--- What you need to do ---
Gather every line below where "image" appears.

--- START ---

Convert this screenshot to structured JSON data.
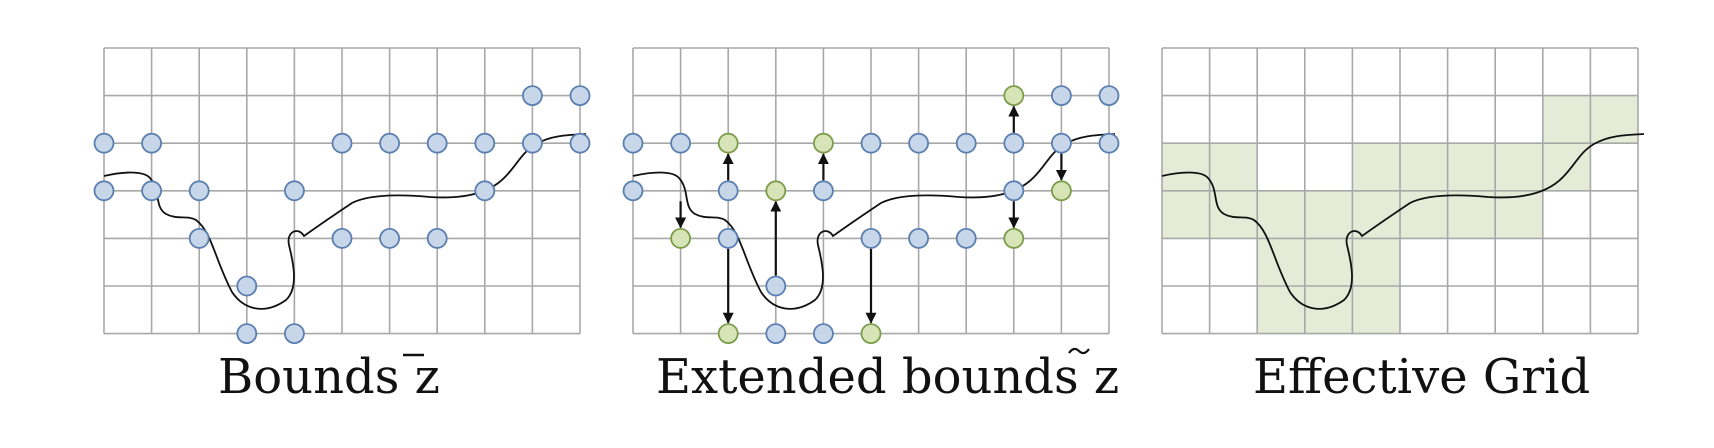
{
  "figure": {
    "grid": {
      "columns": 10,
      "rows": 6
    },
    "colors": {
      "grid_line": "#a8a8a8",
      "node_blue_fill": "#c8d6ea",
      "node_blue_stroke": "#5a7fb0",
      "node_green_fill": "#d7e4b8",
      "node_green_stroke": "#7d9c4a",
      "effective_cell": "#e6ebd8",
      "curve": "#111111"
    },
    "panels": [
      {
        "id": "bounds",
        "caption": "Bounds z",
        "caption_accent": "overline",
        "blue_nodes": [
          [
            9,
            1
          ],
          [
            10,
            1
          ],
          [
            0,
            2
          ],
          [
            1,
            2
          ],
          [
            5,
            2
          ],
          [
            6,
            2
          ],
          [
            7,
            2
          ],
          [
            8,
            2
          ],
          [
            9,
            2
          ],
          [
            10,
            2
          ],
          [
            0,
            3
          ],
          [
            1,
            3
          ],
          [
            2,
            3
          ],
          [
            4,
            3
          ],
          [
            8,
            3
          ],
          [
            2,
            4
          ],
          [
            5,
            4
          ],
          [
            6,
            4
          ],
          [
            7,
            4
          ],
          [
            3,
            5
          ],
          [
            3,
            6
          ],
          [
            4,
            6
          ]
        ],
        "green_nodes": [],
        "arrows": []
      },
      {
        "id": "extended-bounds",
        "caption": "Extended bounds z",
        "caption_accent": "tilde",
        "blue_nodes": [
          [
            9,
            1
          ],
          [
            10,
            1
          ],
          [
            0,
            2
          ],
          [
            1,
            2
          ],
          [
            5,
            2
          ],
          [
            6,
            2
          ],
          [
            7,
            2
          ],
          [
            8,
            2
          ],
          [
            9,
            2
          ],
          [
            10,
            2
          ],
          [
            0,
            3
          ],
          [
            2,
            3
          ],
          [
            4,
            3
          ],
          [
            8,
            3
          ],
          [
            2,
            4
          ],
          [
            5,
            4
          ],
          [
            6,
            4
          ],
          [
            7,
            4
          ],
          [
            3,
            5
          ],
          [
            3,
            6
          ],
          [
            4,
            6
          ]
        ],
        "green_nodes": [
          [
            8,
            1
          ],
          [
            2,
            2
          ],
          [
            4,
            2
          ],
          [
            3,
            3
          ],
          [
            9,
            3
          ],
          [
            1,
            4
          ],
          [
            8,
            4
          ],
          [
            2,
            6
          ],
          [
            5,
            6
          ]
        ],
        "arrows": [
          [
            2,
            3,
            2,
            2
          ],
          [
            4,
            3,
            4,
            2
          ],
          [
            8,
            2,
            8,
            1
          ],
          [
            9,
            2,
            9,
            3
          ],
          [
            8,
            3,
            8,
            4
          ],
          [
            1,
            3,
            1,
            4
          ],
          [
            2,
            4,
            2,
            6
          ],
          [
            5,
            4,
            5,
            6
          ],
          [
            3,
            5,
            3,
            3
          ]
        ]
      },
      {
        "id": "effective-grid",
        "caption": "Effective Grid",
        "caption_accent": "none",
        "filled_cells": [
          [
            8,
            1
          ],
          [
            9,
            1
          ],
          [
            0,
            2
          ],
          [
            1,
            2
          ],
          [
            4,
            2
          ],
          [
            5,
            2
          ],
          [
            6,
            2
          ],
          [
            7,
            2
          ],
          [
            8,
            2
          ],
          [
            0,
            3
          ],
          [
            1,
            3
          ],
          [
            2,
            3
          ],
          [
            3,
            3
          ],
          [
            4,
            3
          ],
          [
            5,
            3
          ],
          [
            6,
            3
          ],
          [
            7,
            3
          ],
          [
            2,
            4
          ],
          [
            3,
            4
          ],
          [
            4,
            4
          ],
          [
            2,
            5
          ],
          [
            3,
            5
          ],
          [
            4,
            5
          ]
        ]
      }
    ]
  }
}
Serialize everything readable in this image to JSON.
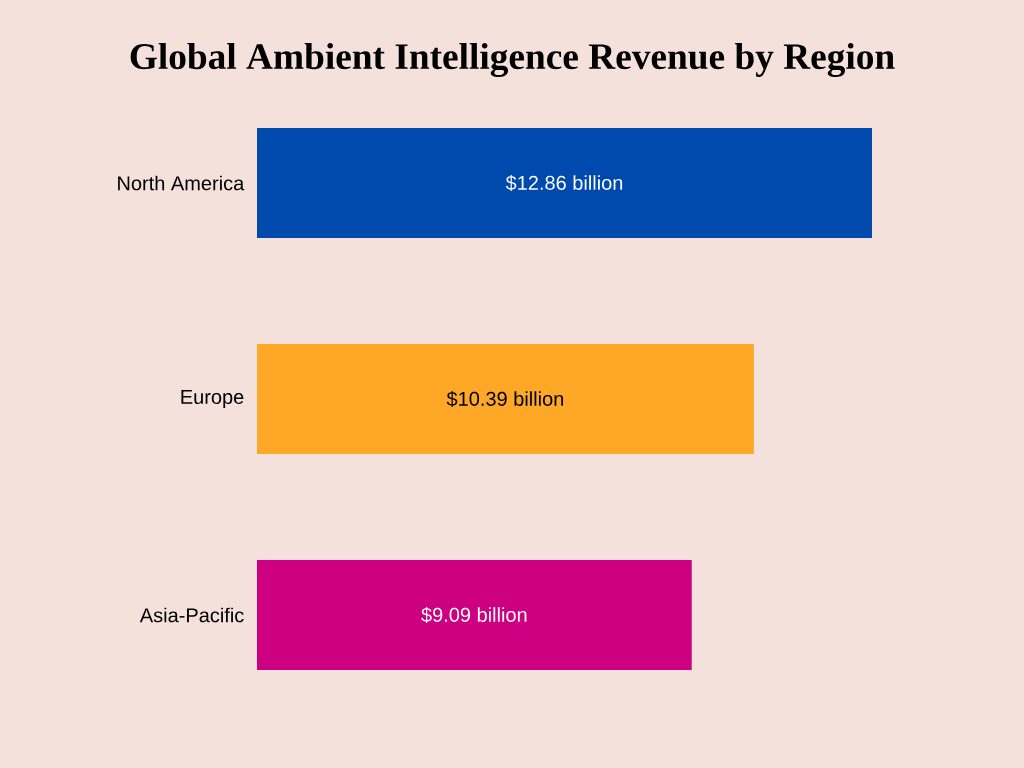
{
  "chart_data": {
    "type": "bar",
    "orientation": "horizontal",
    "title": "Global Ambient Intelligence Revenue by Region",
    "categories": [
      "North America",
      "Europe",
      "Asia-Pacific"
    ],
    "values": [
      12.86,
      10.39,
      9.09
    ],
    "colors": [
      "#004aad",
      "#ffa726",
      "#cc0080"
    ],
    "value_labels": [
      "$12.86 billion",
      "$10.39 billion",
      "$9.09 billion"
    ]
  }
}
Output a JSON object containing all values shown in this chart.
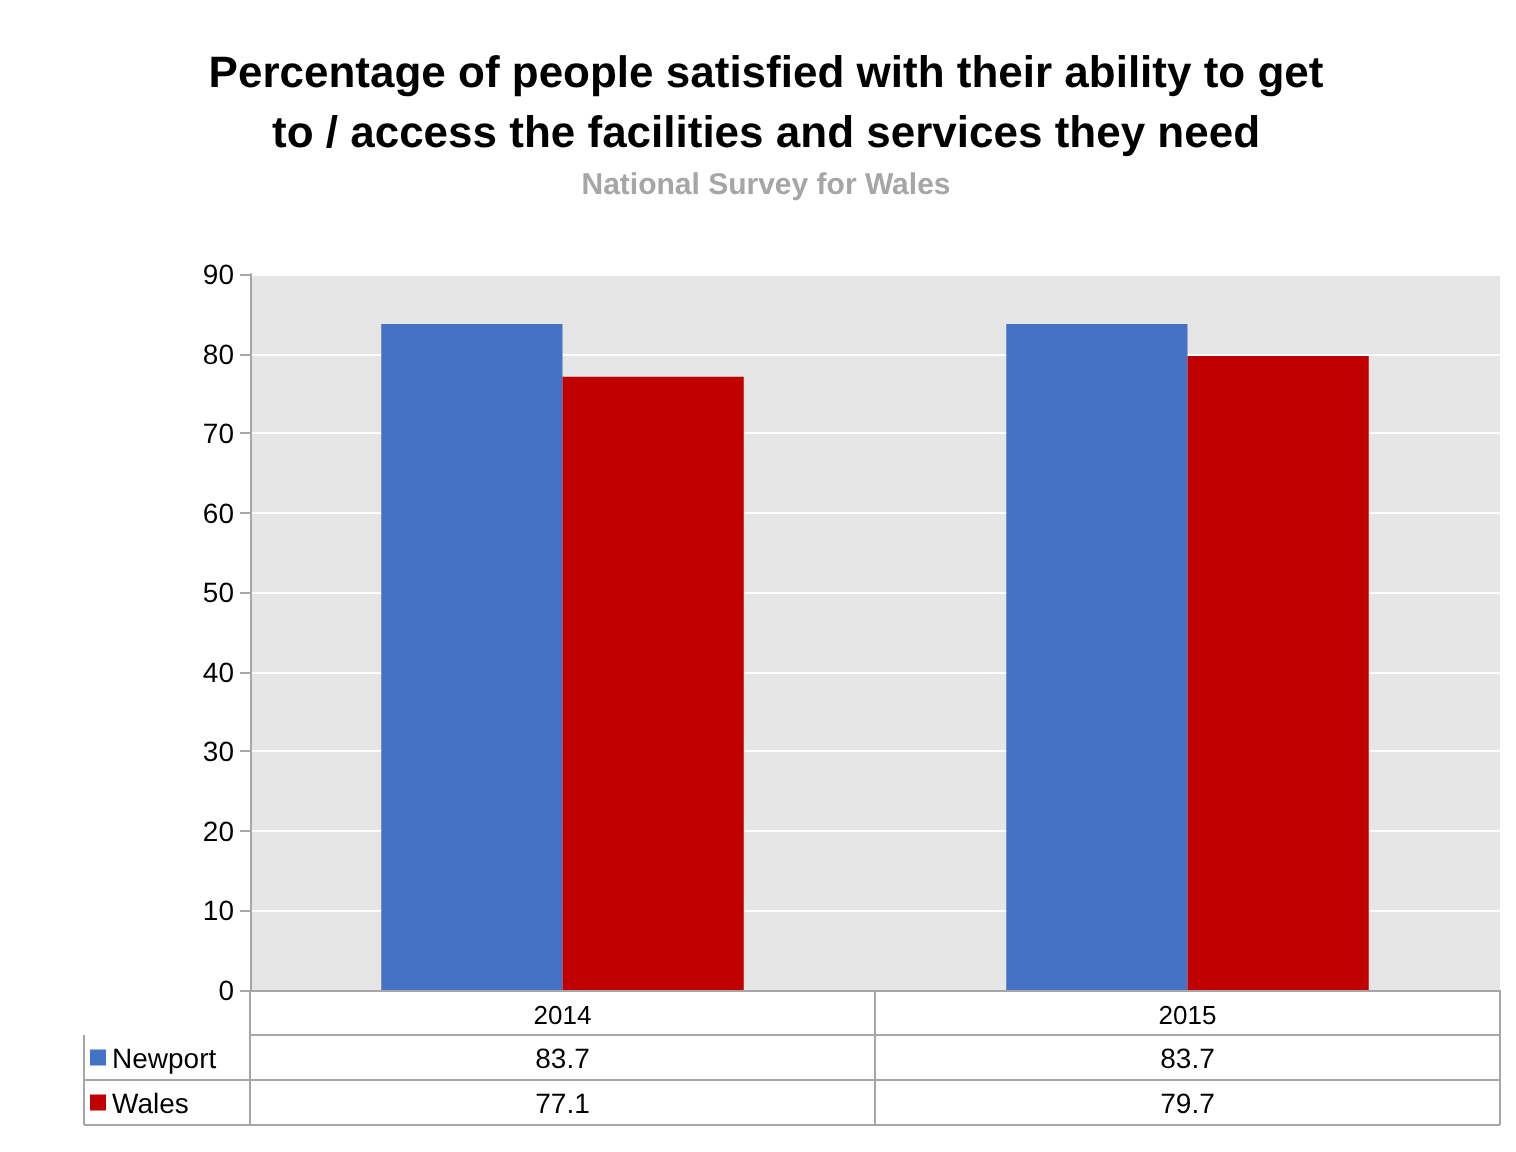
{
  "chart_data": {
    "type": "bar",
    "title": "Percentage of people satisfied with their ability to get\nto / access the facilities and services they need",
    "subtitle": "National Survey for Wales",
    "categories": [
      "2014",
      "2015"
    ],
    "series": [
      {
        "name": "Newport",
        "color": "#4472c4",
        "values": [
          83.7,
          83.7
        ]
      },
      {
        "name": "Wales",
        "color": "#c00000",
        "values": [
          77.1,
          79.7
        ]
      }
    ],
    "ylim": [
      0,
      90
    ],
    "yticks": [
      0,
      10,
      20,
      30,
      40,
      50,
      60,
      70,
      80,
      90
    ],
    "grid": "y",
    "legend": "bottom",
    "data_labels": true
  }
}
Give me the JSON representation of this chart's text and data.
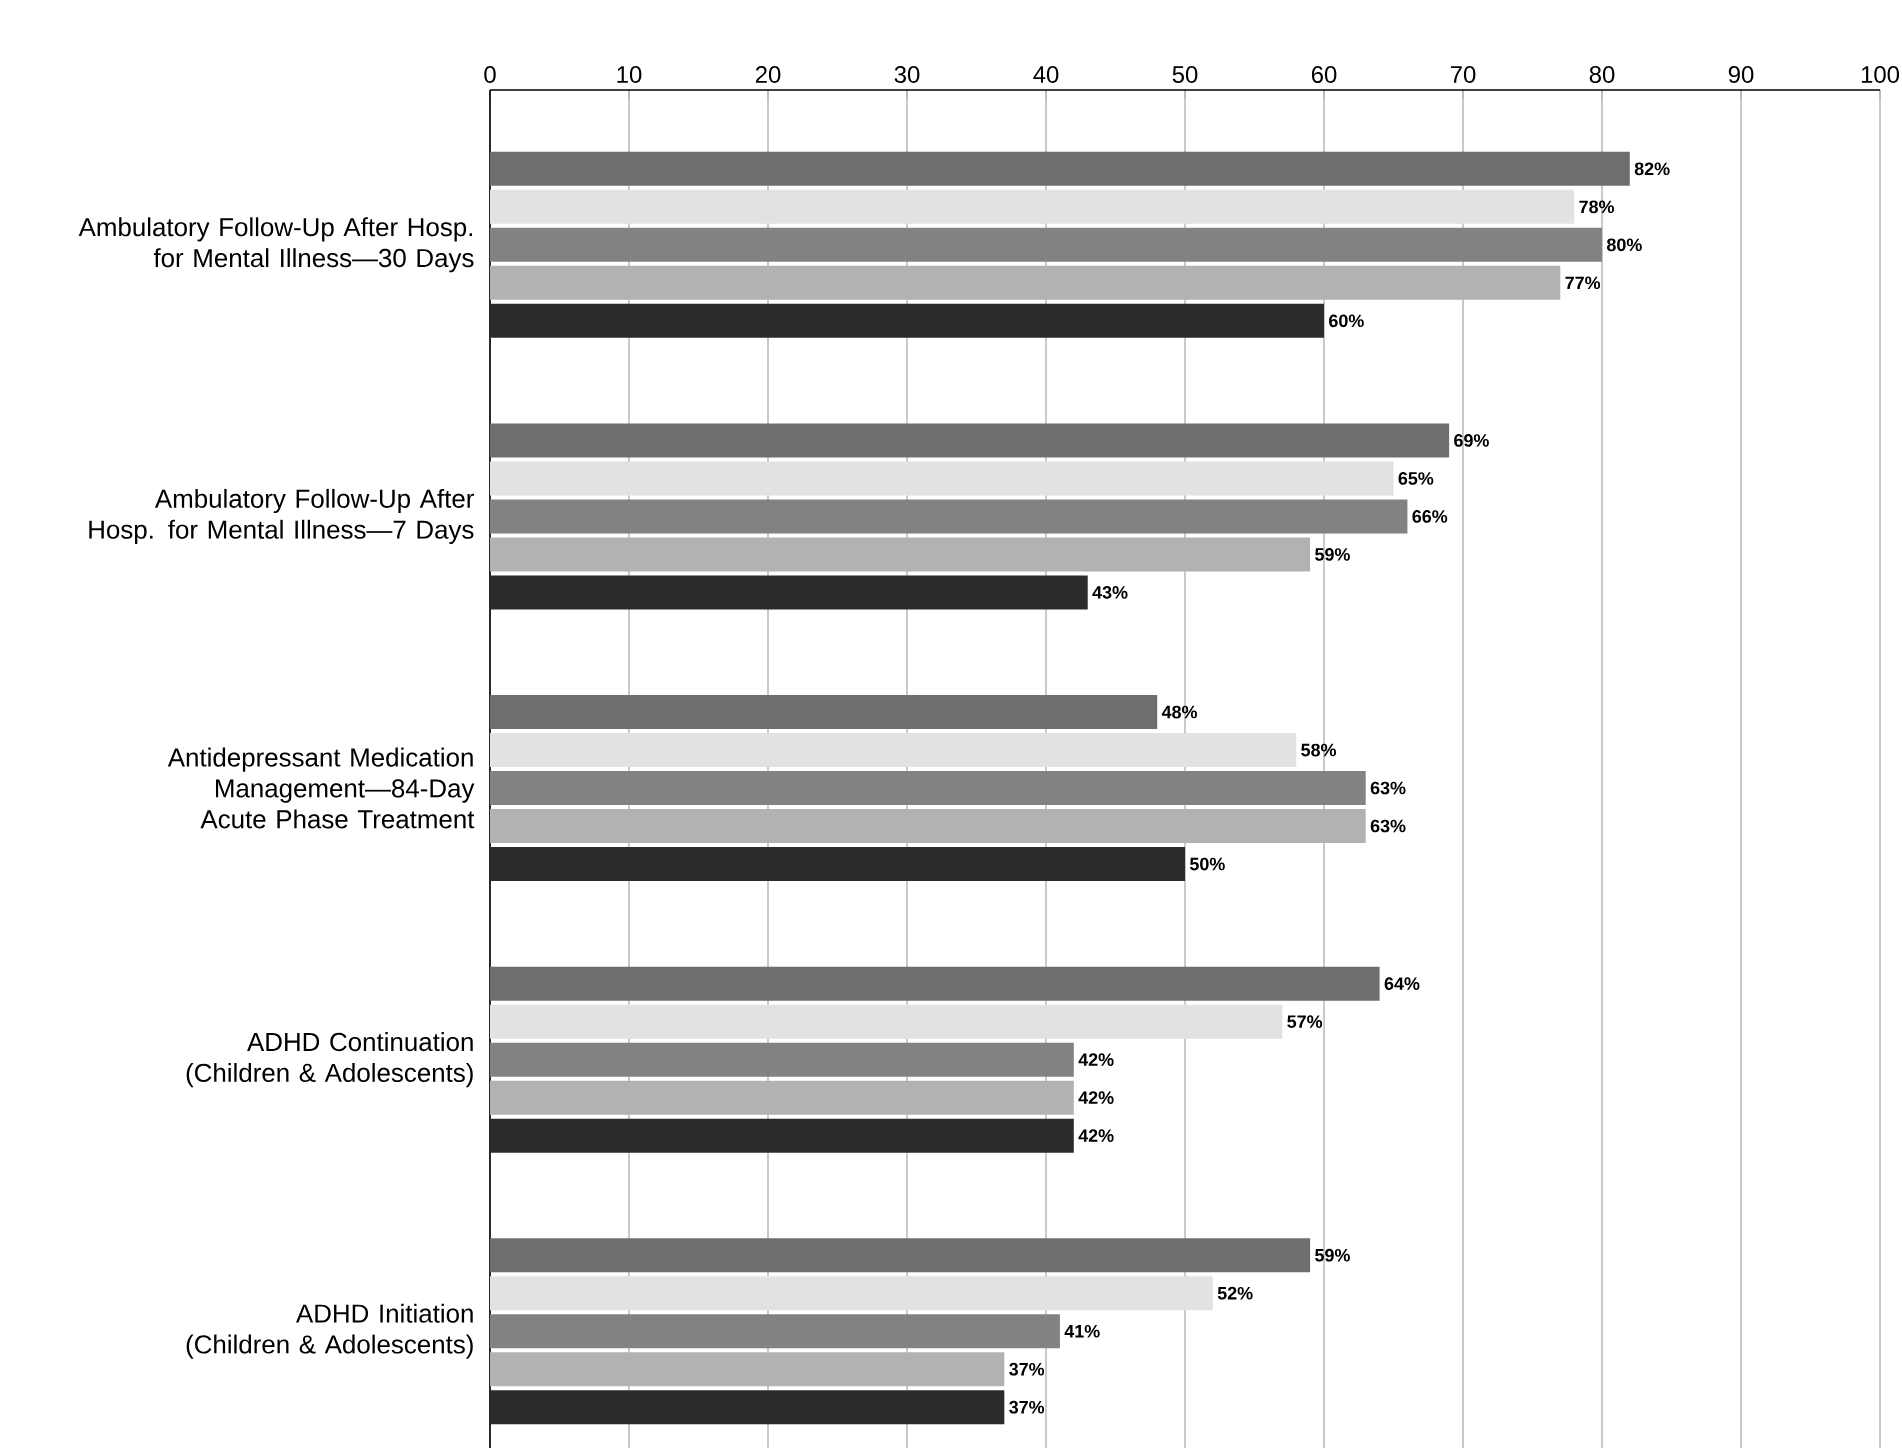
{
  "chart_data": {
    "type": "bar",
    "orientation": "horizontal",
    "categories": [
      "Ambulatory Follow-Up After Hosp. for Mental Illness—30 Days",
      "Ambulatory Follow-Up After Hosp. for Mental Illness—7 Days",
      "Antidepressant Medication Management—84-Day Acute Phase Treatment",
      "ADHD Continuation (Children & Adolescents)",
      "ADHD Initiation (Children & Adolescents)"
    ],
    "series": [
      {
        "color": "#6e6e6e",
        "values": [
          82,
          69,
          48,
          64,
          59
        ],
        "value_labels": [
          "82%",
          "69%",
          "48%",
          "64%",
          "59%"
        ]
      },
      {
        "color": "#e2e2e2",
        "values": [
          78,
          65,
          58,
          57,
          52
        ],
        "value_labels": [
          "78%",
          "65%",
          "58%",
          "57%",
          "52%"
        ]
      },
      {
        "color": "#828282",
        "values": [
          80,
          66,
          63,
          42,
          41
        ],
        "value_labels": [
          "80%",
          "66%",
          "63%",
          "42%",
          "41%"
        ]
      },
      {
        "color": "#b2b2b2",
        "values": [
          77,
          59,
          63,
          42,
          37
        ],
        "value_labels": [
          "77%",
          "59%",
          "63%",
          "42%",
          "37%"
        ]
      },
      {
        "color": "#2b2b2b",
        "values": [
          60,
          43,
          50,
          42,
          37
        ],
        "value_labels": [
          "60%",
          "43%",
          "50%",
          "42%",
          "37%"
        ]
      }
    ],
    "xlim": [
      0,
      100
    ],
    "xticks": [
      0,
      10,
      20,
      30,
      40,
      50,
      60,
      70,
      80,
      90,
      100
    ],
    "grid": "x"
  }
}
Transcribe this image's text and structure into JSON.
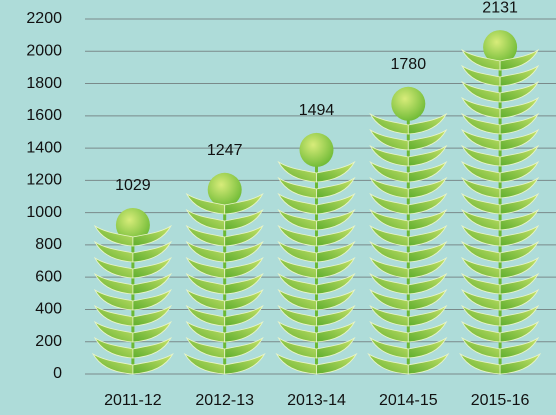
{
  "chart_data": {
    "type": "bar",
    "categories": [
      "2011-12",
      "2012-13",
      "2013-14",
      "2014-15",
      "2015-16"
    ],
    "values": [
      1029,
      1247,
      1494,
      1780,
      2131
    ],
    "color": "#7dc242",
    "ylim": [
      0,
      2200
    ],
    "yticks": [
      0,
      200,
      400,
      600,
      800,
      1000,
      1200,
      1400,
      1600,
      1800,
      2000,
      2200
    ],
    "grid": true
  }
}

--- END ---

--- Task result ---
Serialize everything readable in this image to JSON.
Transcribe this image's text and structure into JSON.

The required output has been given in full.